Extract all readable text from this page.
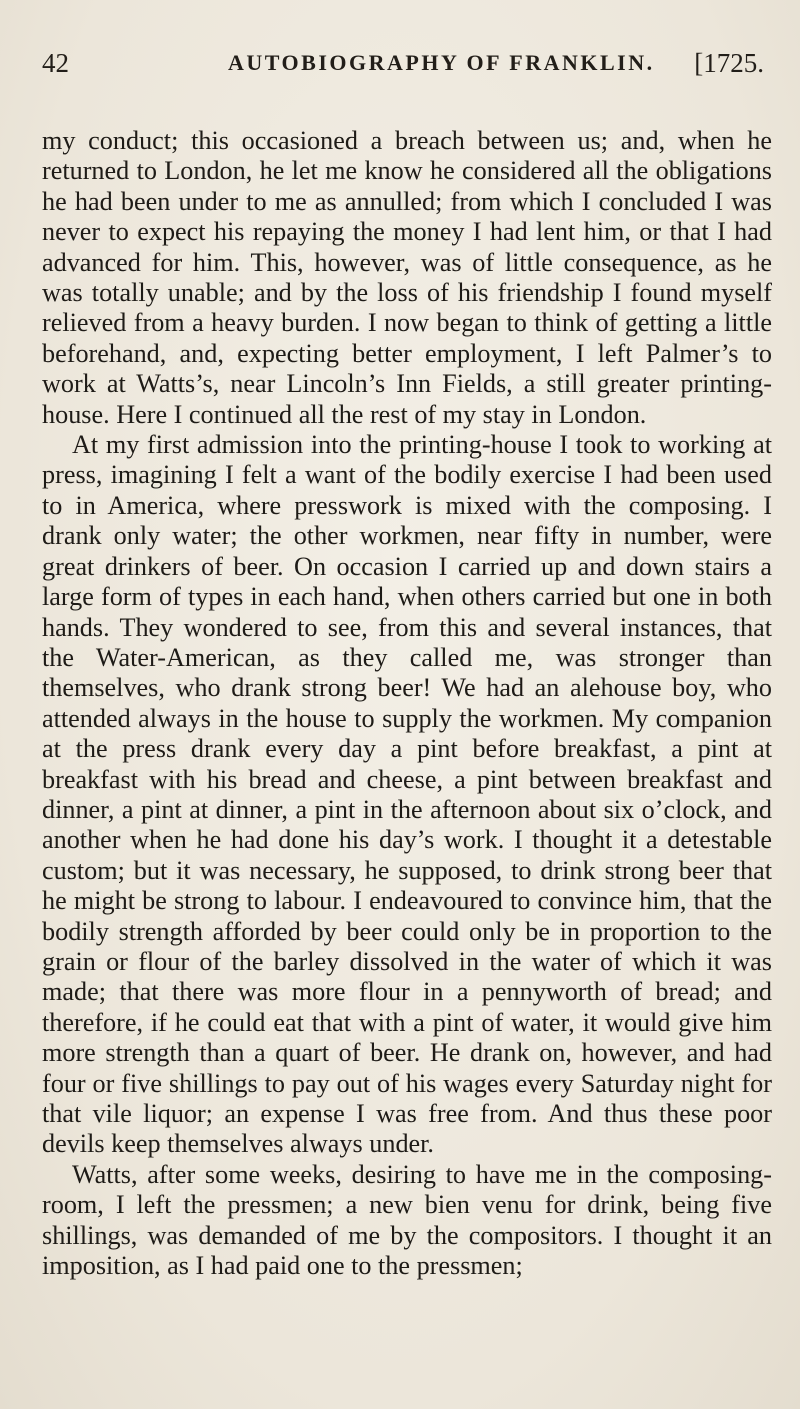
42	AUTOBIOGRAPHY OF FRANKLIN. [1725.

my conduct; this occasioned a breach between us; and, when he returned to London, he let me know he considered all the obligations he had been under to me as annulled; from which I concluded I was never to expect his repaying the money I had lent him, or that I had advanced for him. This, however, was of little consequence, as he was totally unable; and by the loss of his friendship I found myself relieved from a heavy burden. I now began to think of getting a little beforehand, and, expecting better employment, I left Palmer’s to work at Watts’s, near Lincoln’s Inn Fields, a still greater printing-house. Here I continued all the rest of my stay in London.

At my first admission into the printing-house I took to working at press, imagining I felt a want of the bodily exercise I had been used to in America, where presswork is mixed with the composing. I drank only water; the other workmen, near fifty in number, were great drinkers of beer. On occasion I carried up and down stairs a large form of types in each hand, when others carried but one in both hands. They wondered to see, from this and several instances, that the Water-American, as they called me, was stronger than themselves, who drank strong beer! We had an alehouse boy, who attended always in the house to supply the workmen. My companion at the press drank every day a pint before breakfast, a pint at breakfast with his bread and cheese, a pint between breakfast and dinner, a pint at dinner, a pint in the afternoon about six o’clock, and another when he had done his day’s work. I thought it a detestable custom; but it was necessary, he supposed, to drink strong beer that he might be strong to labour. I endeavoured to convince him, that the bodily strength afforded by beer could only be in proportion to the grain or flour of the barley dissolved in the water of which it was made; that there was more flour in a pennyworth of bread; and therefore, if he could eat that with a pint of water, it would give him more strength than a quart of beer. He drank on, however, and had four or five shillings to pay out of his wages every Saturday night for that vile liquor; an expense I was free from. And thus these poor devils keep themselves always under.

Watts, after some weeks, desiring to have me in the composing-room, I left the pressmen; a new bien venu for drink, being five shillings, was demanded of me by the compositors. I thought it an imposition, as I had paid one to the pressmen;
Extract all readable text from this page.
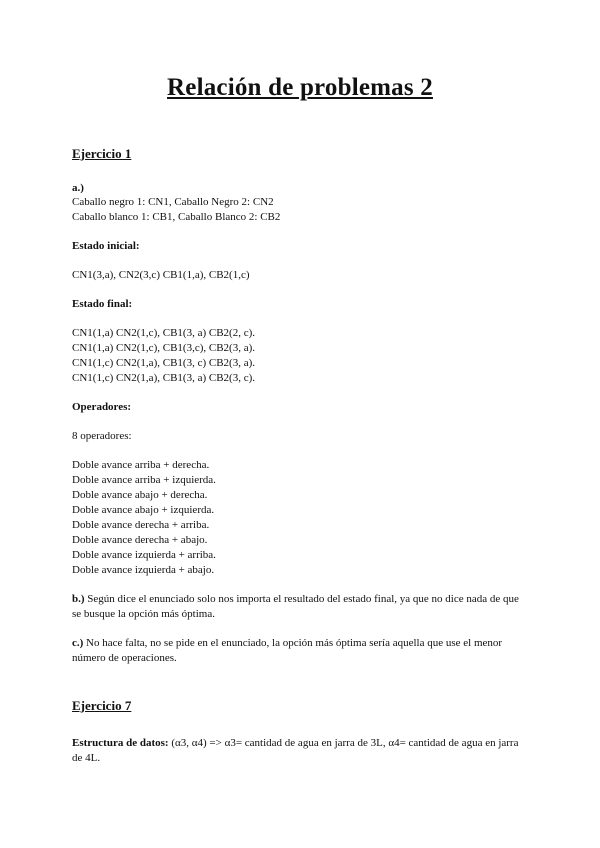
Relación de problemas 2
Ejercicio 1
a.)
Caballo negro 1: CN1, Caballo Negro 2: CN2
Caballo blanco 1: CB1, Caballo Blanco 2: CB2
Estado inicial:
CN1(3,a), CN2(3,c) CB1(1,a), CB2(1,c)
Estado final:
CN1(1,a) CN2(1,c), CB1(3, a) CB2(2, c).
CN1(1,a) CN2(1,c), CB1(3,c), CB2(3, a).
CN1(1,c) CN2(1,a), CB1(3, c) CB2(3, a).
CN1(1,c) CN2(1,a), CB1(3, a) CB2(3, c).
Operadores:
8 operadores:
Doble avance arriba + derecha.
Doble avance arriba + izquierda.
Doble avance abajo + derecha.
Doble avance abajo + izquierda.
Doble avance derecha + arriba.
Doble avance derecha + abajo.
Doble avance izquierda + arriba.
Doble avance izquierda + abajo.
b.) Según dice el enunciado solo nos importa el resultado del estado final, ya que no dice nada de que
se busque la opción más óptima.
c.) No hace falta, no se pide en el enunciado, la opción más óptima sería aquella que use el menor
número de operaciones.
Ejercicio 7
Estructura de datos: (α3, α4) => α3= cantidad de agua en jarra de 3L, α4= cantidad de agua en jarra
de 4L.
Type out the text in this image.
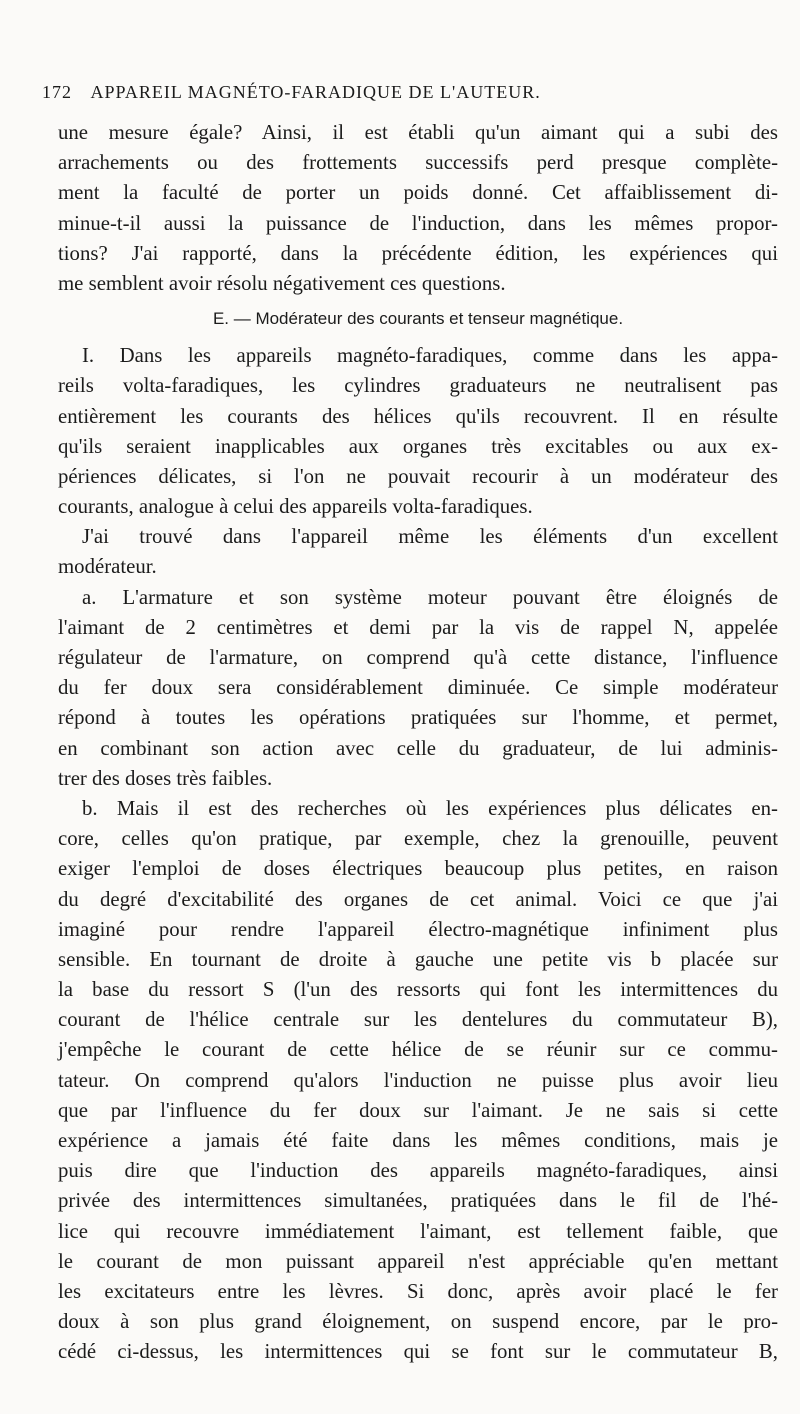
172 APPAREIL MAGNÉTO-FARADIQUE DE L'AUTEUR.
une mesure égale? Ainsi, il est établi qu'un aimant qui a subi des
arrachements ou des frottements successifs perd presque complète-
ment la faculté de porter un poids donné. Cet affaiblissement di-
minue-t-il aussi la puissance de l'induction, dans les mêmes propor-
tions? J'ai rapporté, dans la précédente édition, les expériences qui
me semblent avoir résolu négativement ces questions.
E. — Modérateur des courants et tenseur magnétique.
I. Dans les appareils magnéto-faradiques, comme dans les appa-
reils volta-faradiques, les cylindres graduateurs ne neutralisent pas
entièrement les courants des hélices qu'ils recouvrent. Il en résulte
qu'ils seraient inapplicables aux organes très excitables ou aux ex-
périences délicates, si l'on ne pouvait recourir à un modérateur des
courants, analogue à celui des appareils volta-faradiques.
J'ai trouvé dans l'appareil même les éléments d'un excellent
modérateur.
a. L'armature et son système moteur pouvant être éloignés de
l'aimant de 2 centimètres et demi par la vis de rappel N, appelée
régulateur de l'armature, on comprend qu'à cette distance, l'influence
du fer doux sera considérablement diminuée. Ce simple modérateur
répond à toutes les opérations pratiquées sur l'homme, et permet,
en combinant son action avec celle du graduateur, de lui adminis-
trer des doses très faibles.
b. Mais il est des recherches où les expériences plus délicates en-
core, celles qu'on pratique, par exemple, chez la grenouille, peuvent
exiger l'emploi de doses électriques beaucoup plus petites, en raison
du degré d'excitabilité des organes de cet animal. Voici ce que j'ai
imaginé pour rendre l'appareil électro-magnétique infiniment plus
sensible. En tournant de droite à gauche une petite vis b placée sur
la base du ressort S (l'un des ressorts qui font les intermittences du
courant de l'hélice centrale sur les dentelures du commutateur B),
j'empêche le courant de cette hélice de se réunir sur ce commu-
tateur. On comprend qu'alors l'induction ne puisse plus avoir lieu
que par l'influence du fer doux sur l'aimant. Je ne sais si cette
expérience a jamais été faite dans les mêmes conditions, mais je
puis dire que l'induction des appareils magnéto-faradiques, ainsi
privée des intermittences simultanées, pratiquées dans le fil de l'hé-
lice qui recouvre immédiatement l'aimant, est tellement faible, que
le courant de mon puissant appareil n'est appréciable qu'en mettant
les excitateurs entre les lèvres. Si donc, après avoir placé le fer
doux à son plus grand éloignement, on suspend encore, par le pro-
cédé ci-dessus, les intermittences qui se font sur le commutateur B,
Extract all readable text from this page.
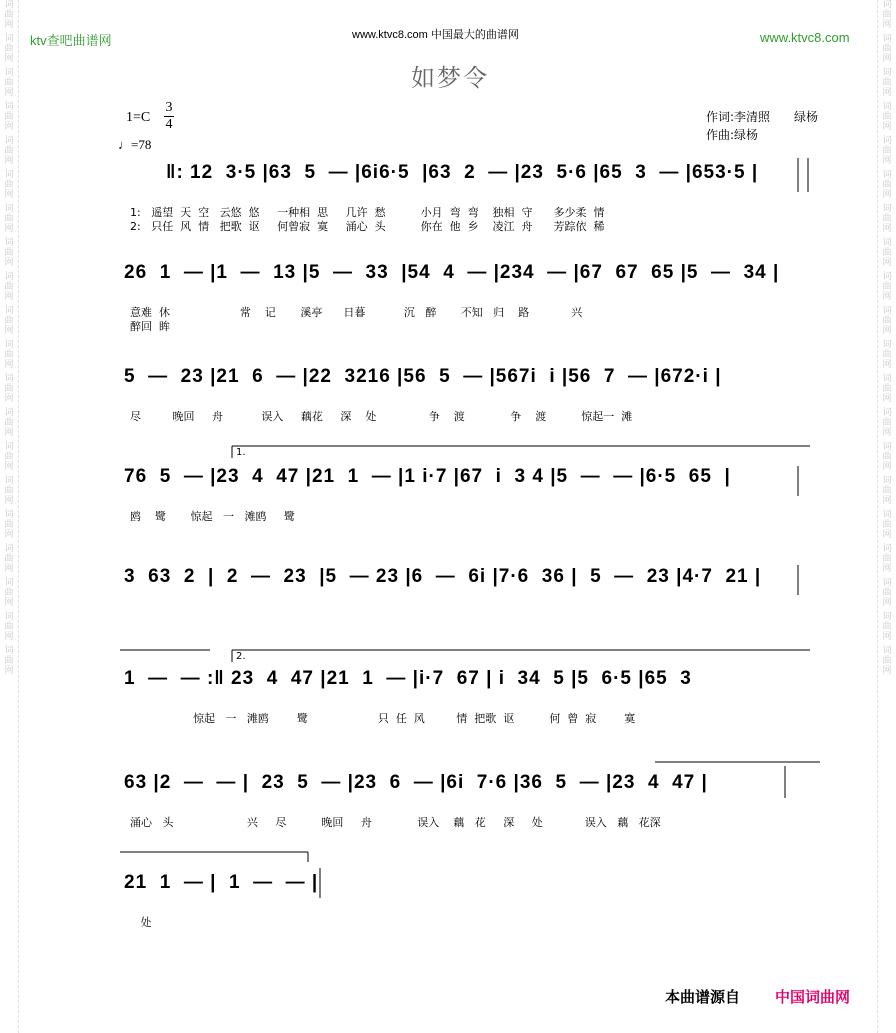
词
曲
网
词
曲
网
词
曲
网
词
曲
网
词
曲
网
词
曲
网
词
曲
网
词
曲
网
词
曲
网
词
曲
网
词
曲
网
词
曲
网
词
曲
网
词
曲
网
词
曲
网
词
曲
网
词
曲
网
词
曲
网
词
曲
网
词
曲
网
词
曲
网
词
曲
网
词
曲
网
词
曲
网
词
曲
网
词
曲
网
词
曲
网
词
曲
网
词
曲
网
词
曲
网
词
曲
网
词
曲
网
词
曲
网
词
曲
网
词
曲
网
词
曲
网
词
曲
网
词
曲
网
词
曲
网
词
曲
网
ktv查吧曲谱网	www.ktvc8.com 中国最大的曲谱网	www.ktvc8.com
如梦令
1=C
3
4
♩=78
作词:李清照　　绿杨
作曲:绿杨
1.
2.
‖: 12  3·5 |63  5  — |6i6·5  |63  2  — |23  5·6 |65  3  — |653·5 |
1:   遥望  天  空   云悠  悠     一种相  思     几许  愁          小月  弯  弯    独相  守      多少柔  情
2:   只任  风  情   把歌  讴     何曾寂  寞     涌心  头          你在  他  乡    凌江  舟      芳踪依  稀
26  1  — |1  —  13 |5  —  33  |54  4  — |234  — |67  67  65 |5  —  34 |
意难  休                    常    记       溪亭      日暮           沉   醉       不知   归    路            兴
醉回  眸
5  —  23 |21  6  — |22  3216 |56  5  — |567i  i |56  7  — |672·i |
尽         晚回     舟           误入     藕花     深    处               争    渡             争    渡          惊起一  滩
76  5  — |23  4  47 |21  1  — |1 i·7 |67  i  3 4 |5  —  — |6·5  65  |
鸥    鹭       惊起   一   滩鸥     鹭
3  63  2  |  2  —  23  |5  — 23 |6  —  6i |7·6  36 |  5  —  23 |4·7  21 |
1  —  — :‖ 23  4  47 |21  1  — |i·7  67 | i  34  5 |5  6·5 |65  3
惊起   一   滩鸥        鹭                    只  任  风         情  把歌  讴          何  曾  寂        寞
63 |2  —  — |  23  5  — |23  6  — |6i  7·6 |36  5  — |23  4  47 |
涌心   头                     兴     尽          晚回     舟             误入    藕   花     深     处            误入   藕   花深
21  1  — |  1  —  — |
处
本曲谱源自 中国词曲网
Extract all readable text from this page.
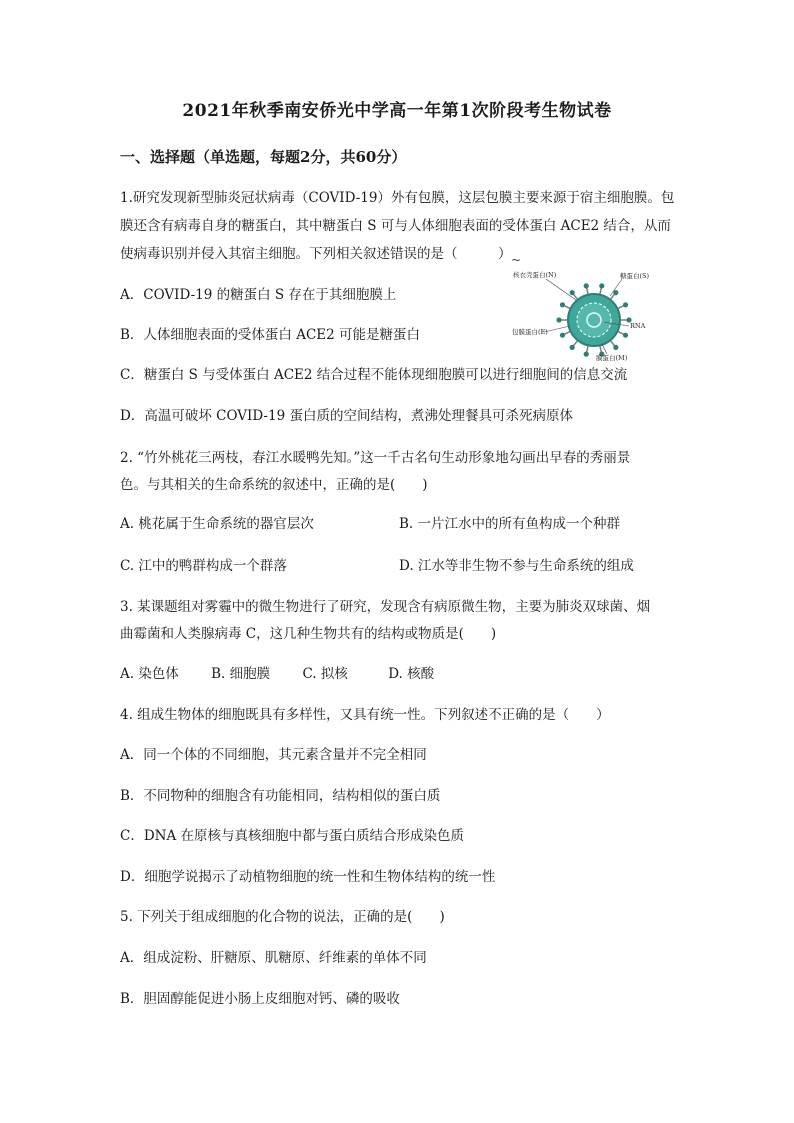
2021年秋季南安侨光中学高一年第1次阶段考生物试卷
一、选择题（单选题，每题2分，共60分）
1.研究发现新型肺炎冠状病毒（COVID-19）外有包膜，这层包膜主要来源于宿主细胞膜。包
膜还含有病毒自身的糖蛋白，其中糖蛋白 S 可与人体细胞表面的受体蛋白 ACE2 结合，从而
使病毒识别并侵入其宿主细胞。下列相关叙述错误的是（　　　） ~
A．COVID-19 的糖蛋白 S 存在于其细胞膜上
B．人体细胞表面的受体蛋白 ACE2 可能是糖蛋白
C．糖蛋白 S 与受体蛋白 ACE2 结合过程不能体现细胞膜可以进行细胞间的信息交流
D．高温可破坏 COVID-19 蛋白质的空间结构，煮沸处理餐具可杀死病原体
核衣壳蛋白(N)	糖蛋白(S)
包膜蛋白(E)
RNA
膜蛋白(M)
2. “竹外桃花三两枝，春江水暖鸭先知。”这一千古名句生动形象地勾画出早春的秀丽景
色。与其相关的生命系统的叙述中，正确的是(　　)
A. 桃花属于生命系统的器官层次	B. 一片江水中的所有鱼构成一个种群
C. 江中的鸭群构成一个群落	D. 江水等非生物不参与生命系统的组成
3. 某课题组对雾霾中的微生物进行了研究，发现含有病原微生物，主要为肺炎双球菌、烟
曲霉菌和人类腺病毒 C，这几种生物共有的结构或物质是(　　)
A. 染色体 B. 细胞膜 C. 拟核	D. 核酸
4. 组成生物体的细胞既具有多样性，又具有统一性。下列叙述不正确的是（　　）
A．同一个体的不同细胞，其元素含量并不完全相同
B．不同物种的细胞含有功能相同，结构相似的蛋白质
C．DNA 在原核与真核细胞中都与蛋白质结合形成染色质
D．细胞学说揭示了动植物细胞的统一性和生物体结构的统一性
5. 下列关于组成细胞的化合物的说法，正确的是(　　)
A．组成淀粉、肝糖原、肌糖原、纤维素的单体不同
B．胆固醇能促进小肠上皮细胞对钙、磷的吸收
=====
▸ GIVEN INSTRUCTION: Copy each line of the records that contains the word "óptima".

▸ RESULT:
se busque la opción más óptima.
c.) No hace falta, no se pide en el enunciado, la opción más óptima sería aquella que use el menor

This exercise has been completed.